■ WORK TO COMPLETE
Below are records to transcribe exactly, without their pictures.
::::::
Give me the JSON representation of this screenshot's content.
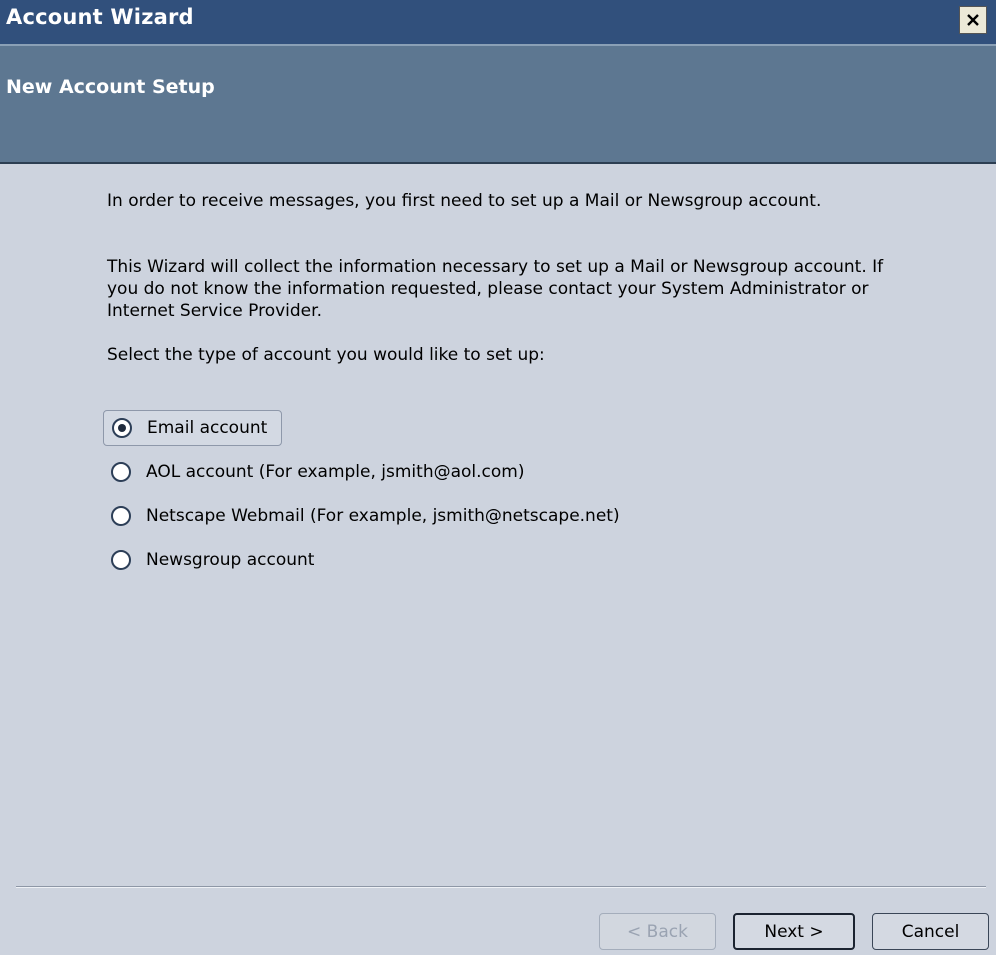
{
  "window": {
    "title": "Account Wizard",
    "close_glyph": "✕"
  },
  "header": {
    "title": "New Account Setup"
  },
  "body": {
    "intro": "In order to receive messages, you first need to set up a Mail or Newsgroup account.",
    "info": "This Wizard will collect the information necessary to set up a Mail or Newsgroup account. If you do not know the information requested, please contact your System Administrator or Internet Service Provider.",
    "prompt": "Select the type of account you would like to set up:"
  },
  "account_types": [
    {
      "label": "Email account",
      "selected": true
    },
    {
      "label": "AOL account (For example, jsmith@aol.com)",
      "selected": false
    },
    {
      "label": "Netscape Webmail (For example, jsmith@netscape.net)",
      "selected": false
    },
    {
      "label": "Newsgroup account",
      "selected": false
    }
  ],
  "buttons": {
    "back": "< Back",
    "next": "Next >",
    "cancel": "Cancel"
  },
  "colors": {
    "titlebar": "#31507c",
    "header": "#5d7791",
    "background": "#cdd3de"
  }
}
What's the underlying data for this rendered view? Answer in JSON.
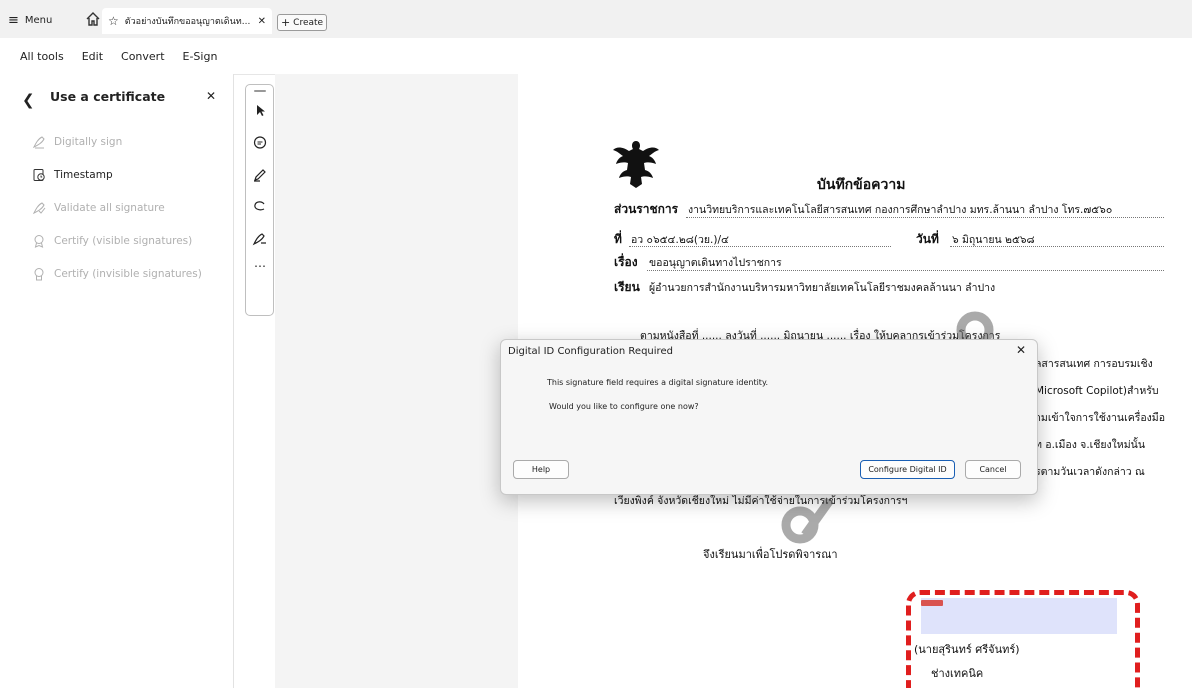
{
  "topbar": {
    "menu_label": "Menu",
    "tab_title": "ตัวอย่างบันทึกขออนุญาตเดินท...",
    "create_label": "Create"
  },
  "menubar": [
    "All tools",
    "Edit",
    "Convert",
    "E-Sign"
  ],
  "panel": {
    "title": "Use a certificate",
    "items": [
      {
        "label": "Digitally sign",
        "enabled": false,
        "icon": "digital-sign-icon"
      },
      {
        "label": "Timestamp",
        "enabled": true,
        "icon": "timestamp-icon"
      },
      {
        "label": "Validate all signature",
        "enabled": false,
        "icon": "validate-signature-icon"
      },
      {
        "label": "Certify (visible signatures)",
        "enabled": false,
        "icon": "certify-visible-icon"
      },
      {
        "label": "Certify (invisible signatures)",
        "enabled": false,
        "icon": "certify-invisible-icon"
      }
    ]
  },
  "tools": [
    "select-arrow-icon",
    "comment-icon",
    "highlight-pen-icon",
    "draw-lasso-icon",
    "sign-pen-icon",
    "more-tools-icon"
  ],
  "document": {
    "heading": "บันทึกข้อความ",
    "dept_label": "ส่วนราชการ",
    "dept_value": "งานวิทยบริการและเทคโนโลยีสารสนเทศ กองการศึกษาลำปาง มทร.ล้านนา ลำปาง โทร.๗๕๖๐",
    "ref_label": "ที่",
    "ref_value": "อว ๐๖๕๔.๒๘(วย.)/๔",
    "date_label": "วันที่",
    "date_value": "๖ มิถุนายน ๒๕๖๘",
    "subject_label": "เรื่อง",
    "subject_value": "ขออนุญาตเดินทางไปราชการ",
    "to_label": "เรียน",
    "to_value": "ผู้อำนวยการสำนักงานบริหารมหาวิทยาลัยเทคโนโลยีราชมงคลล้านนา ลำปาง",
    "body_fragments": [
      "ตามหนังสือที่ ...... ลงวันที่ ...... มิถุนายน ...... เรื่อง ให้บุคลากรเข้าร่วมโครงการ",
      "ลสารสนเทศ การอบรมเชิง",
      "Microsoft Copilot)สำหรับ",
      "ามเข้าใจการใช้งานเครื่องมือ",
      "ท อ.เมือง จ.เชียงใหม่นั้น",
      "รตามวันเวลาดังกล่าว ณ",
      "เวียงพิงค์ จังหวัดเชียงใหม่ ไม่มีค่าใช้จ่ายในการเข้าร่วมโครงการฯ"
    ],
    "closing": "จึงเรียนมาเพื่อโปรดพิจารณา",
    "signer_name": "(นายสุรินทร์   ศรีจันทร์)",
    "signer_position": "ช่างเทคนิค"
  },
  "dialog": {
    "title": "Digital ID Configuration Required",
    "message1": "This signature field requires a digital signature identity.",
    "message2": "Would you like to configure one now?",
    "help_label": "Help",
    "configure_label": "Configure Digital ID",
    "cancel_label": "Cancel"
  },
  "colors": {
    "accent": "#1a5fb4",
    "signature_highlight": "#dfe3fb",
    "dash_red": "#e01e1e"
  }
}
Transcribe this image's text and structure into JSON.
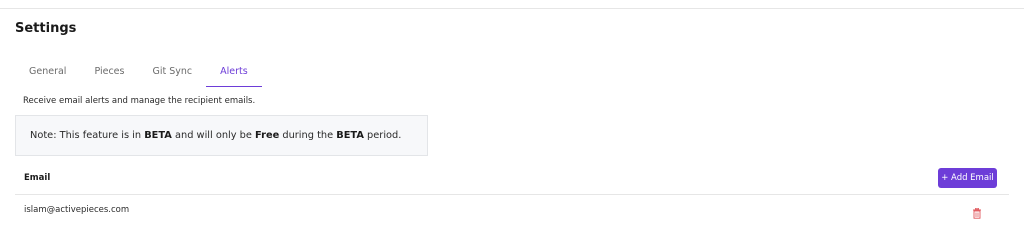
{
  "page": {
    "title": "Settings"
  },
  "tabs": [
    {
      "label": "General",
      "active": false
    },
    {
      "label": "Pieces",
      "active": false
    },
    {
      "label": "Git Sync",
      "active": false
    },
    {
      "label": "Alerts",
      "active": true
    }
  ],
  "alerts": {
    "description": "Receive email alerts and manage the recipient emails.",
    "note": {
      "part1": "Note: This feature is in ",
      "bold1": "BETA",
      "part2": " and will only be ",
      "bold2": "Free",
      "part3": " during the ",
      "bold3": "BETA",
      "part4": " period."
    },
    "table": {
      "column_header": "Email",
      "add_button_label": "+ Add Email",
      "rows": [
        {
          "email": "islam@activepieces.com",
          "action_icon": "trash-icon"
        }
      ]
    }
  },
  "colors": {
    "accent": "#6d3dd8",
    "delete": "#e0565b"
  }
}
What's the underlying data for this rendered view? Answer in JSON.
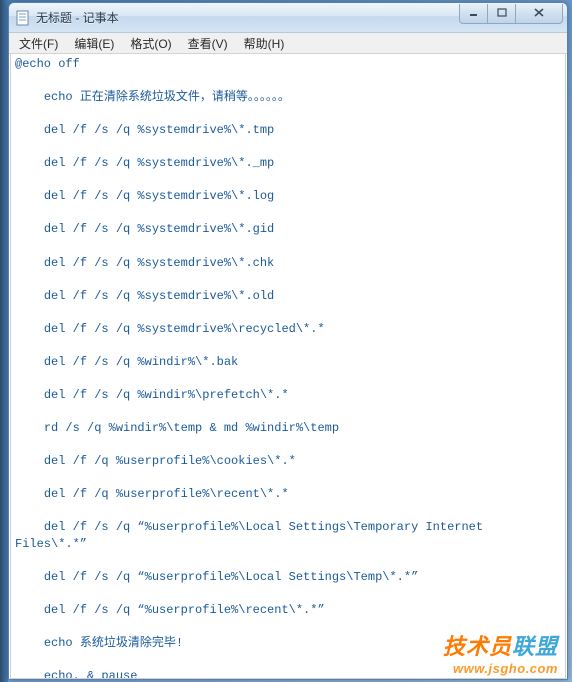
{
  "window": {
    "title": "无标题 - 记事本"
  },
  "menu": {
    "file": "文件(F)",
    "edit": "编辑(E)",
    "format": "格式(O)",
    "view": "查看(V)",
    "help": "帮助(H)"
  },
  "content": "@echo off\n\n    echo 正在清除系统垃圾文件，请稍等。。。。。。\n\n    del /f /s /q %systemdrive%\\*.tmp\n\n    del /f /s /q %systemdrive%\\*._mp\n\n    del /f /s /q %systemdrive%\\*.log\n\n    del /f /s /q %systemdrive%\\*.gid\n\n    del /f /s /q %systemdrive%\\*.chk\n\n    del /f /s /q %systemdrive%\\*.old\n\n    del /f /s /q %systemdrive%\\recycled\\*.*\n\n    del /f /s /q %windir%\\*.bak\n\n    del /f /s /q %windir%\\prefetch\\*.*\n\n    rd /s /q %windir%\\temp & md %windir%\\temp\n\n    del /f /q %userprofile%\\cookies\\*.*\n\n    del /f /q %userprofile%\\recent\\*.*\n\n    del /f /s /q “%userprofile%\\Local Settings\\Temporary Internet Files\\*.*”\n\n    del /f /s /q “%userprofile%\\Local Settings\\Temp\\*.*”\n\n    del /f /s /q “%userprofile%\\recent\\*.*”\n\n    echo 系统垃圾清除完毕!\n\n    echo. & pause",
  "watermark": {
    "brand_p1": "技术员",
    "brand_p2": "联盟",
    "url": "www.jsgho.com"
  }
}
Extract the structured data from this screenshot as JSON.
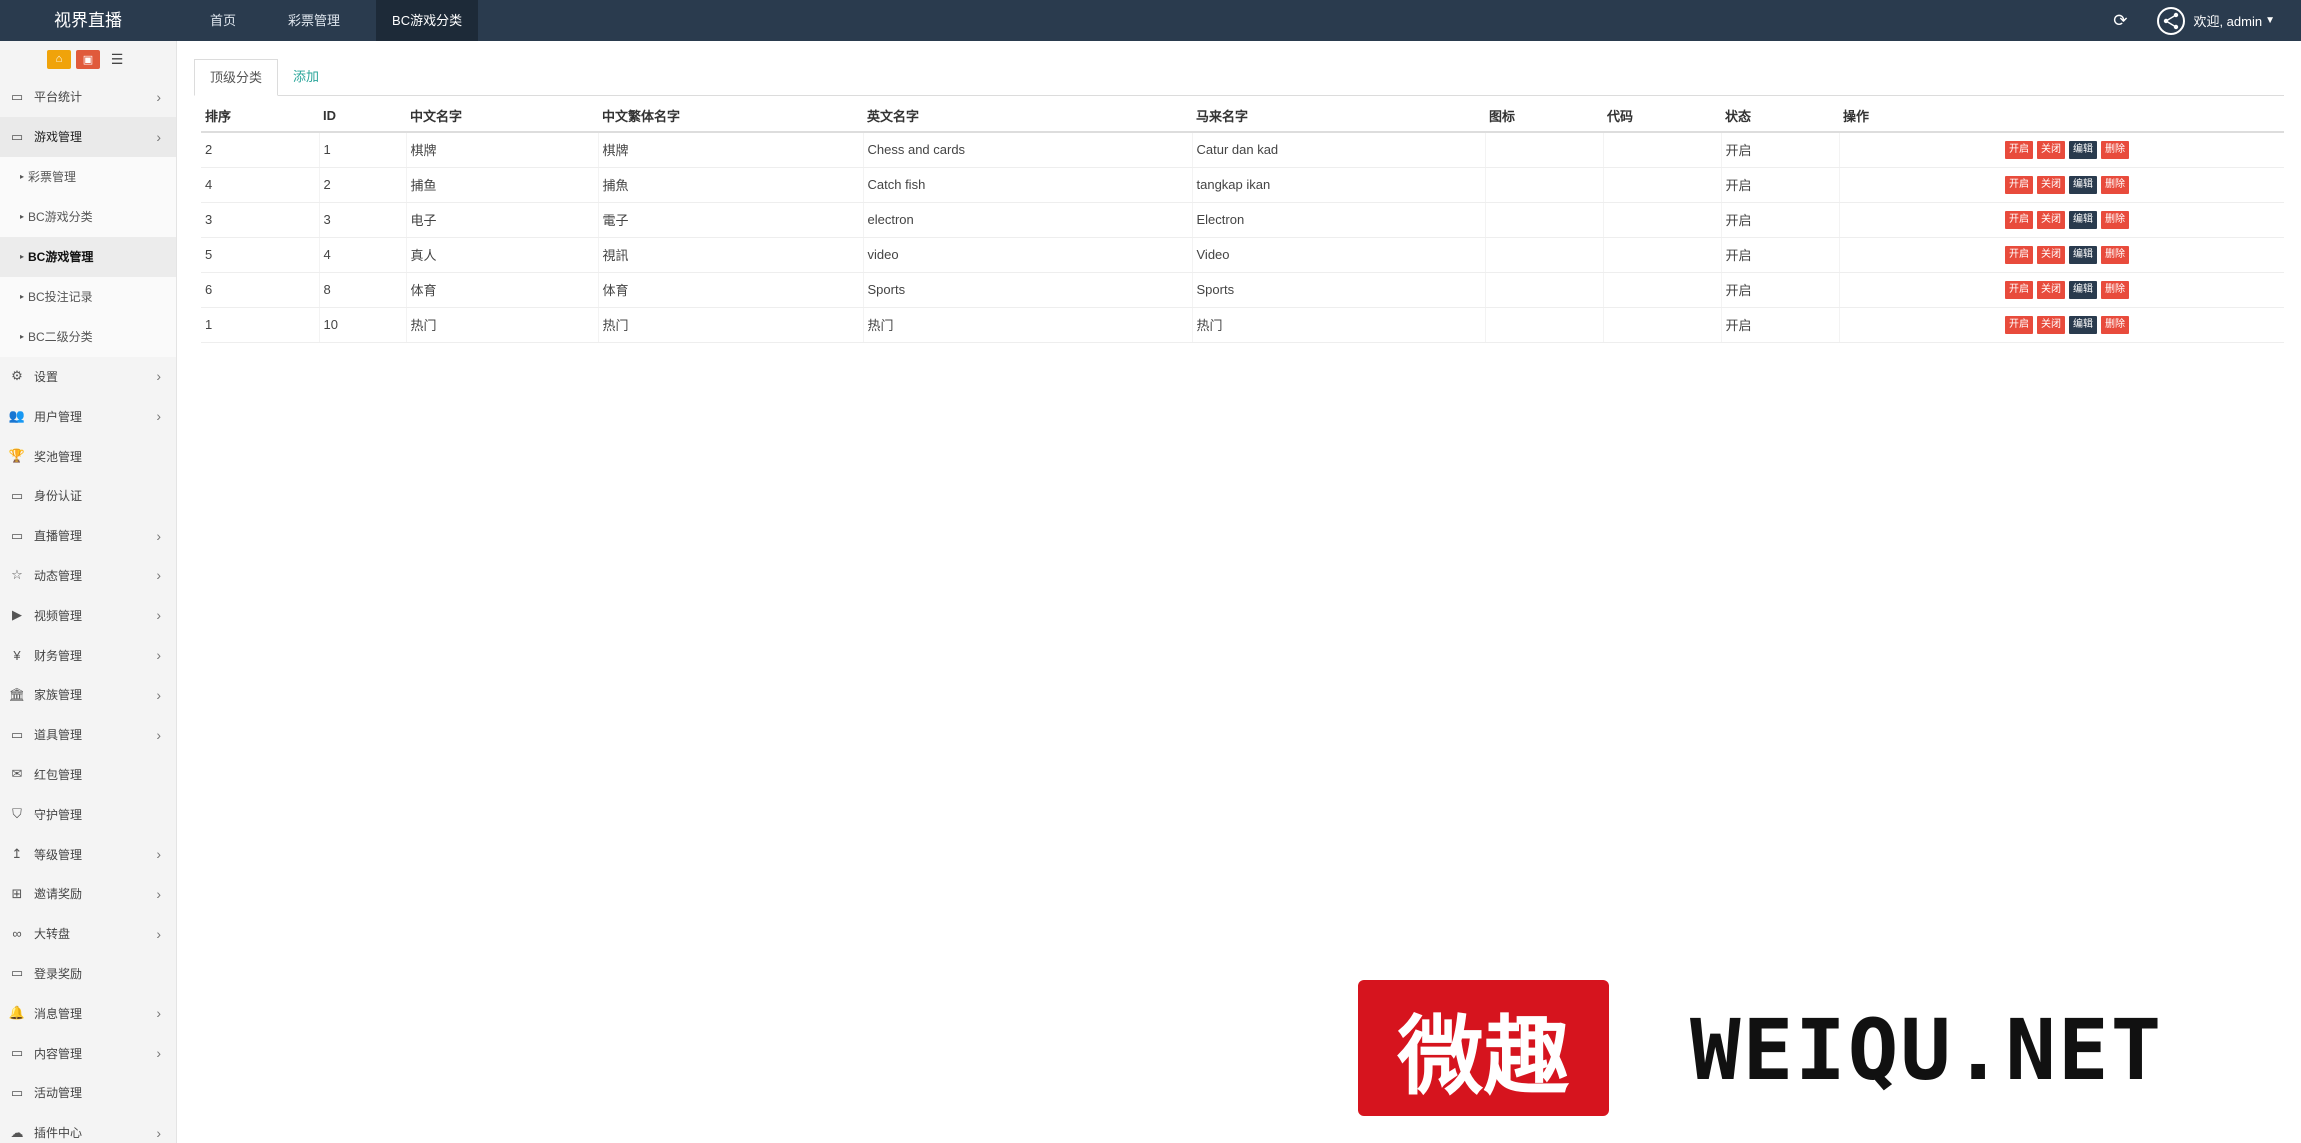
::::::
■ PROBLEM SOLUTION
Give me the JSON representation of this screenshot's content.
{
  "window": {
    "title": "Account Wizard",
    "close_glyph": "✕"
  },
  "header": {
    "title": "New Account Setup"
  },
  "body": {
    "intro": "In order to receive messages, you first need to set up a Mail or Newsgroup account.",
    "info": "This Wizard will collect the information necessary to set up a Mail or Newsgroup account. If you do not know the information requested, please contact your System Administrator or Internet Service Provider.",
    "prompt": "Select the type of account you would like to set up:"
  },
  "account_types": [
    {
      "label": "Email account",
      "selected": true
    },
    {
      "label": "AOL account (For example, jsmith@aol.com)",
      "selected": false
    },
    {
      "label": "Netscape Webmail (For example, jsmith@netscape.net)",
      "selected": false
    },
    {
      "label": "Newsgroup account",
      "selected": false
    }
  ],
  "buttons": {
    "back": "< Back",
    "next": "Next >",
    "cancel": "Cancel"
  },
  "colors": {
    "titlebar": "#31507c",
    "header": "#5d7791",
    "background": "#cdd3de"
  }
}
What's the underlying data for this rendered view? Answer in JSON.
{
  "topbar": {
    "menu_label": "Menu",
    "tab_title": "ตัวอย่างบันทึกขออนุญาตเดินท...",
    "create_label": "Create"
  },
  "menubar": [
    "All tools",
    "Edit",
    "Convert",
    "E-Sign"
  ],
  "panel": {
    "title": "Use a certificate",
    "items": [
      {
        "label": "Digitally sign",
        "enabled": false,
        "icon": "digital-sign-icon"
      },
      {
        "label": "Timestamp",
        "enabled": true,
        "icon": "timestamp-icon"
      },
      {
        "label": "Validate all signature",
        "enabled": false,
        "icon": "validate-signature-icon"
      },
      {
        "label": "Certify (visible signatures)",
        "enabled": false,
        "icon": "certify-visible-icon"
      },
      {
        "label": "Certify (invisible signatures)",
        "enabled": false,
        "icon": "certify-invisible-icon"
      }
    ]
  },
  "tools": [
    "select-arrow-icon",
    "comment-icon",
    "highlight-pen-icon",
    "draw-lasso-icon",
    "sign-pen-icon",
    "more-tools-icon"
  ],
  "document": {
    "heading": "บันทึกข้อความ",
    "dept_label": "ส่วนราชการ",
    "dept_value": "งานวิทยบริการและเทคโนโลยีสารสนเทศ กองการศึกษาลำปาง มทร.ล้านนา ลำปาง โทร.๗๕๖๐",
    "ref_label": "ที่",
    "ref_value": "อว ๐๖๕๔.๒๘(วย.)/๔",
    "date_label": "วันที่",
    "date_value": "๖ มิถุนายน ๒๕๖๘",
    "subject_label": "เรื่อง",
    "subject_value": "ขออนุญาตเดินทางไปราชการ",
    "to_label": "เรียน",
    "to_value": "ผู้อำนวยการสำนักงานบริหารมหาวิทยาลัยเทคโนโลยีราชมงคลล้านนา ลำปาง",
    "body_fragments": [
      "ตามหนังสือที่ ...... ลงวันที่ ...... มิถุนายน ...... เรื่อง ให้บุคลากรเข้าร่วมโครงการ",
      "ลสารสนเทศ การอบรมเชิง",
      "Microsoft Copilot)สำหรับ",
      "ามเข้าใจการใช้งานเครื่องมือ",
      "ท อ.เมือง จ.เชียงใหม่นั้น",
      "รตามวันเวลาดังกล่าว ณ",
      "เวียงพิงค์ จังหวัดเชียงใหม่ ไม่มีค่าใช้จ่ายในการเข้าร่วมโครงการฯ"
    ],
    "closing": "จึงเรียนมาเพื่อโปรดพิจารณา",
    "signer_name": "(นายสุรินทร์   ศรีจันทร์)",
    "signer_position": "ช่างเทคนิค"
  },
  "dialog": {
    "title": "Digital ID Configuration Required",
    "message1": "This signature field requires a digital signature identity.",
    "message2": "Would you like to configure one now?",
    "help_label": "Help",
    "configure_label": "Configure Digital ID",
    "cancel_label": "Cancel"
  },
  "colors": {
    "accent": "#1a5fb4",
    "signature_highlight": "#dfe3fb",
    "dash_red": "#e01e1e"
  }
}
Transcribe this image's text and structure into JSON.
{
  "page": {
    "title": "Settings"
  },
  "tabs": [
    {
      "label": "General",
      "active": false
    },
    {
      "label": "Pieces",
      "active": false
    },
    {
      "label": "Git Sync",
      "active": false
    },
    {
      "label": "Alerts",
      "active": true
    }
  ],
  "alerts": {
    "description": "Receive email alerts and manage the recipient emails.",
    "note": {
      "part1": "Note: This feature is in ",
      "bold1": "BETA",
      "part2": " and will only be ",
      "bold2": "Free",
      "part3": " during the ",
      "bold3": "BETA",
      "part4": " period."
    },
    "table": {
      "column_header": "Email",
      "add_button_label": "+ Add Email",
      "rows": [
        {
          "email": "islam@activepieces.com",
          "action_icon": "trash-icon"
        }
      ]
    }
  },
  "colors": {
    "accent": "#6d3dd8",
    "delete": "#e0565b"
  }
}
What's the underlying data for this rendered view? Answer in JSON.
{
  "window": {
    "title": "无标题 - 记事本"
  },
  "menu": {
    "file": "文件(F)",
    "edit": "编辑(E)",
    "format": "格式(O)",
    "view": "查看(V)",
    "help": "帮助(H)"
  },
  "content": "@echo off\n\n    echo 正在清除系统垃圾文件，请稍等。。。。。。\n\n    del /f /s /q %systemdrive%\\*.tmp\n\n    del /f /s /q %systemdrive%\\*._mp\n\n    del /f /s /q %systemdrive%\\*.log\n\n    del /f /s /q %systemdrive%\\*.gid\n\n    del /f /s /q %systemdrive%\\*.chk\n\n    del /f /s /q %systemdrive%\\*.old\n\n    del /f /s /q %systemdrive%\\recycled\\*.*\n\n    del /f /s /q %windir%\\*.bak\n\n    del /f /s /q %windir%\\prefetch\\*.*\n\n    rd /s /q %windir%\\temp & md %windir%\\temp\n\n    del /f /q %userprofile%\\cookies\\*.*\n\n    del /f /q %userprofile%\\recent\\*.*\n\n    del /f /s /q “%userprofile%\\Local Settings\\Temporary Internet Files\\*.*”\n\n    del /f /s /q “%userprofile%\\Local Settings\\Temp\\*.*”\n\n    del /f /s /q “%userprofile%\\recent\\*.*”\n\n    echo 系统垃圾清除完毕!\n\n    echo. & pause",
  "watermark": {
    "brand_p1": "技术员",
    "brand_p2": "联盟",
    "url": "www.jsgho.com"
  }
}
Extract the structured data from this screenshot as JSON.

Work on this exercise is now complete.